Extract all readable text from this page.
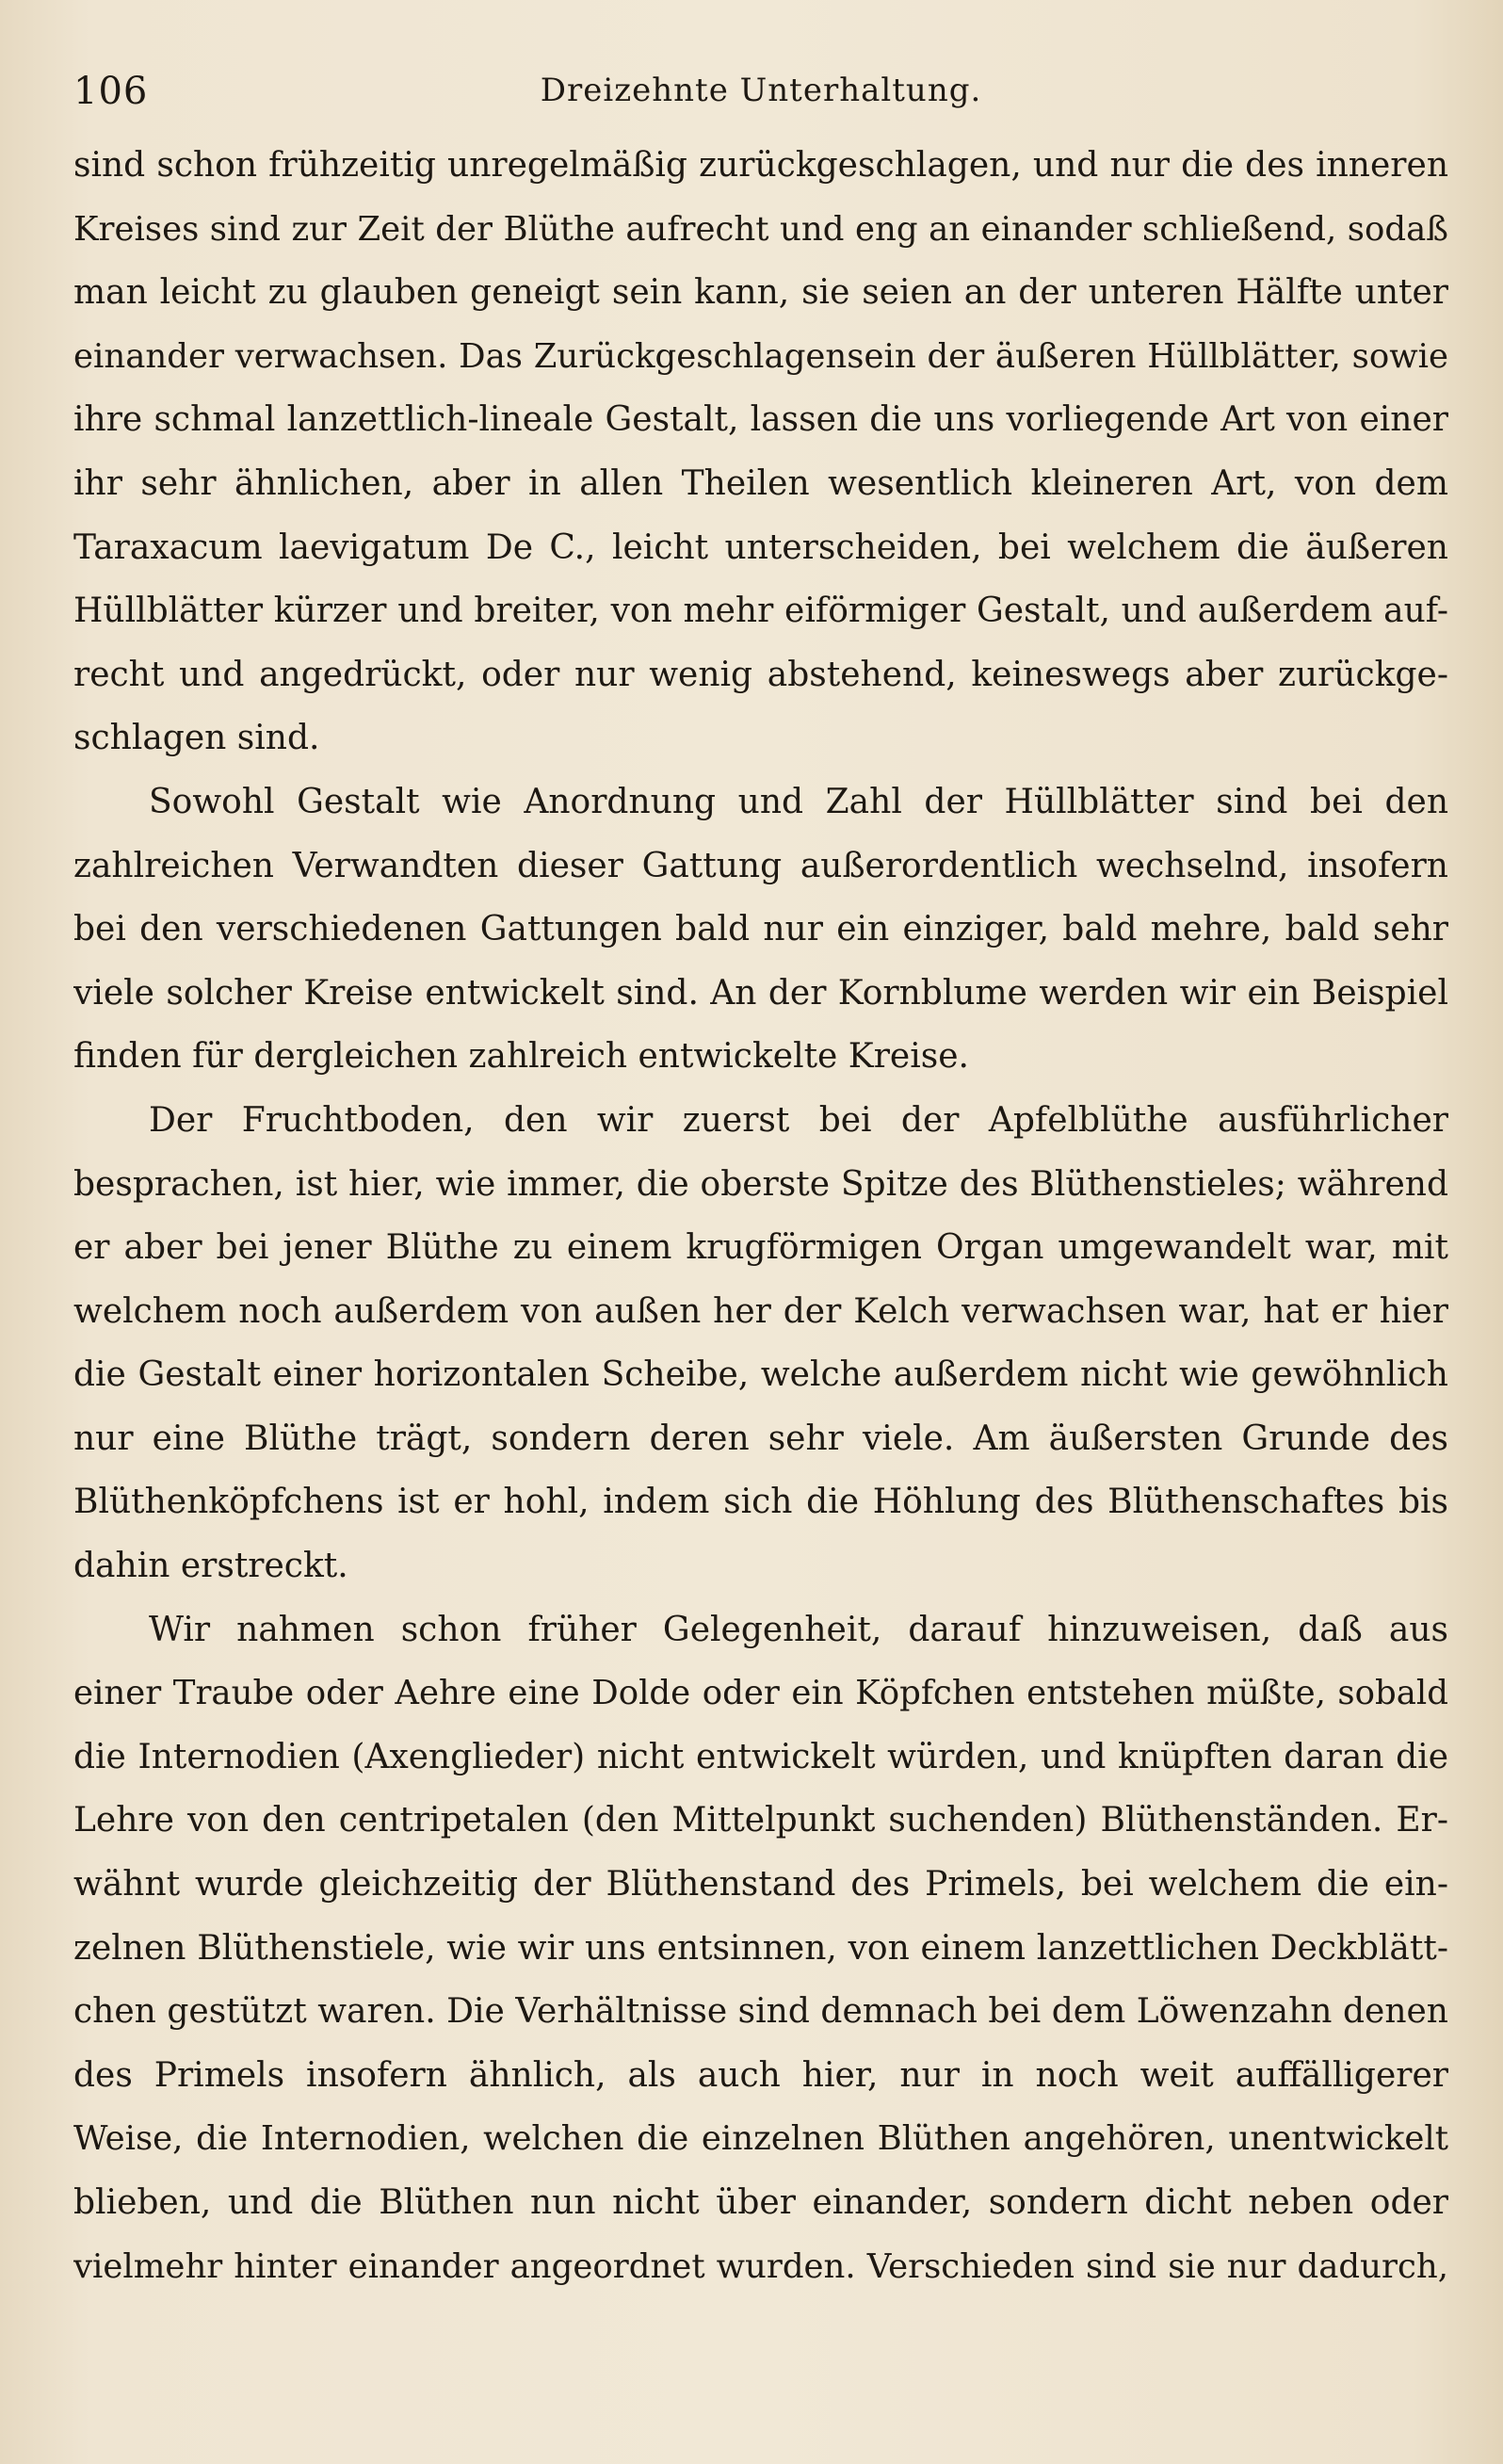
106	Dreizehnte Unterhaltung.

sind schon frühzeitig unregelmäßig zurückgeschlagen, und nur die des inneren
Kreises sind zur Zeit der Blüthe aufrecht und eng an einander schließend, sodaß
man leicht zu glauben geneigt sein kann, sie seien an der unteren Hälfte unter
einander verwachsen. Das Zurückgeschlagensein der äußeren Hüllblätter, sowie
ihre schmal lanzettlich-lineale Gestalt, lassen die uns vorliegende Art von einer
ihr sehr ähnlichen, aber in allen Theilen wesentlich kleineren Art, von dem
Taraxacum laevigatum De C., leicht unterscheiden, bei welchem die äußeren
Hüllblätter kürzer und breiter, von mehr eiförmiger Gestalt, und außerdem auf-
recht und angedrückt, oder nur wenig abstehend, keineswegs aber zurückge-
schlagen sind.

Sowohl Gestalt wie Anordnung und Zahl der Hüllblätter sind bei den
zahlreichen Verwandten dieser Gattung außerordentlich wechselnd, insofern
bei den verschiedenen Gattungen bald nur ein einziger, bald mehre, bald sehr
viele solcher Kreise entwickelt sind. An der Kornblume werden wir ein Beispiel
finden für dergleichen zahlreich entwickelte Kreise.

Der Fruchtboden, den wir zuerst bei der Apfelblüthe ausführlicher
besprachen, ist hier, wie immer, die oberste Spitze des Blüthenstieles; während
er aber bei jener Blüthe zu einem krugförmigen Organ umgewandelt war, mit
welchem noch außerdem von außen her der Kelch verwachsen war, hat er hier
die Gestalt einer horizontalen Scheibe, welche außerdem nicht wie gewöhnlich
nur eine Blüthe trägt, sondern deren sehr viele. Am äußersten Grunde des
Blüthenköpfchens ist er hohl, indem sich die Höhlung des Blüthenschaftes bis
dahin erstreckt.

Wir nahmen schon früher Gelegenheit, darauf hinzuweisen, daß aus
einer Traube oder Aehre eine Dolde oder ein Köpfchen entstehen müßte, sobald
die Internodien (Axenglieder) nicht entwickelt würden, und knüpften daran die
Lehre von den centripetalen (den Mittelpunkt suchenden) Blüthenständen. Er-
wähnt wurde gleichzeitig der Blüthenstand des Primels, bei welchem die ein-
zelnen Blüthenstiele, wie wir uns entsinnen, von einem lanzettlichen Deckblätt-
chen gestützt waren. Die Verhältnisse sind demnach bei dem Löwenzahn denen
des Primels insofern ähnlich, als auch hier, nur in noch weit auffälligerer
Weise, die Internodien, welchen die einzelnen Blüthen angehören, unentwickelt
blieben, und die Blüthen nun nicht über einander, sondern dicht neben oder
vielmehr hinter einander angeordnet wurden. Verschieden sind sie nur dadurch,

--

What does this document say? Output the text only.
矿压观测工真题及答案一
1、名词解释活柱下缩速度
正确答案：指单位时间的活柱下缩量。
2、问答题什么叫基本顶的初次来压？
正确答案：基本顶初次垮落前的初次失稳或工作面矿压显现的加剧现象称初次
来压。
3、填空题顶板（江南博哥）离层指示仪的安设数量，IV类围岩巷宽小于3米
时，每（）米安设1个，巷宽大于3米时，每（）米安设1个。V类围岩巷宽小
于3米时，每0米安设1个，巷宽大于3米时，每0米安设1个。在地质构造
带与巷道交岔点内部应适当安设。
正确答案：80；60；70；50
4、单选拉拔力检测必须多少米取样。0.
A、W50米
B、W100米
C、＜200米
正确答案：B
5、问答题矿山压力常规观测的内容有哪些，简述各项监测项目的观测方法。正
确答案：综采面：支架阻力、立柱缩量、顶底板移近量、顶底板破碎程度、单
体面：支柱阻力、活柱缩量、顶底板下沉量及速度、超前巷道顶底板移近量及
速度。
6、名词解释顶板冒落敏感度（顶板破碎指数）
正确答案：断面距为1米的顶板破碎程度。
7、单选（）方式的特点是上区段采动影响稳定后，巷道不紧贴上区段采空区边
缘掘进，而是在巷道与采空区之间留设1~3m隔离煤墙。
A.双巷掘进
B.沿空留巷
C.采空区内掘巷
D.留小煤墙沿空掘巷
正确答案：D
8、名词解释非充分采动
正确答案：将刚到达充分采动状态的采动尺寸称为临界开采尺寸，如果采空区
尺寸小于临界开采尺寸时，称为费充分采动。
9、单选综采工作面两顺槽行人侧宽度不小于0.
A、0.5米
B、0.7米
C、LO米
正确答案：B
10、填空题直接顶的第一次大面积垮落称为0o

WHAT THE EXERCISE ASKS: Give the number of lines in the entries that include the string "verwachsen", and nothing more.

RESPONSE: 2